# YOUR INSTRUCTIONS
Transcribe the full listing below exactly.

---------- DATA SUPPLIED

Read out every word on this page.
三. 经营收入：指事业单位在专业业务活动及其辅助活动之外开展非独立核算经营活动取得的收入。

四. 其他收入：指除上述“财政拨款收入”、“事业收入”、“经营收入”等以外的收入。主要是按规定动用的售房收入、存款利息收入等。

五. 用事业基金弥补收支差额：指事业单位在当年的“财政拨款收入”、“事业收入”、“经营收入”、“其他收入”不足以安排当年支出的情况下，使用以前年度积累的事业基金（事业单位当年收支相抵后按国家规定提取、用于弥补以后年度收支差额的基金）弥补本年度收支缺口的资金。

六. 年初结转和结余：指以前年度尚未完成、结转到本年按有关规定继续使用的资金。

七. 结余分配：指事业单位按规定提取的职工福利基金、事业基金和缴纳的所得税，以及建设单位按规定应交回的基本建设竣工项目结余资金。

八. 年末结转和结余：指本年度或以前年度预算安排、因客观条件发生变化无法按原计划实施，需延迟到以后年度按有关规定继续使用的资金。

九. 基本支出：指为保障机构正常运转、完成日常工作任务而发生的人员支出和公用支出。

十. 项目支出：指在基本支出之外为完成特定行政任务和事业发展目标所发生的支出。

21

--------------------

# RESULT OF THIS TASK
Read out every word on this page.
三. 经营收入：指事业单位在专业业务活动及其辅助活动之外开展非独立核算经营活动取得的收入。

四. 其他收入：指除上述“财政拨款收入”、“事业收入”、“经营收入”等以外的收入。主要是按规定动用的售房收入、存款利息收入等。

五. 用事业基金弥补收支差额：指事业单位在当年的“财政拨款收入”、“事业收入”、“经营收入”、“其他收入”不足以安排当年支出的情况下，使用以前年度积累的事业基金（事业单位当年收支相抵后按国家规定提取、用于弥补以后年度收支差额的基金）弥补本年度收支缺口的资金。

六. 年初结转和结余：指以前年度尚未完成、结转到本年按有关规定继续使用的资金。

七. 结余分配：指事业单位按规定提取的职工福利基金、事业基金和缴纳的所得税，以及建设单位按规定应交回的基本建设竣工项目结余资金。

八. 年末结转和结余：指本年度或以前年度预算安排、因客观条件发生变化无法按原计划实施，需延迟到以后年度按有关规定继续使用的资金。

九. 基本支出：指为保障机构正常运转、完成日常工作任务而发生的人员支出和公用支出。

十. 项目支出：指在基本支出之外为完成特定行政任务和事业发展目标所发生的支出。

21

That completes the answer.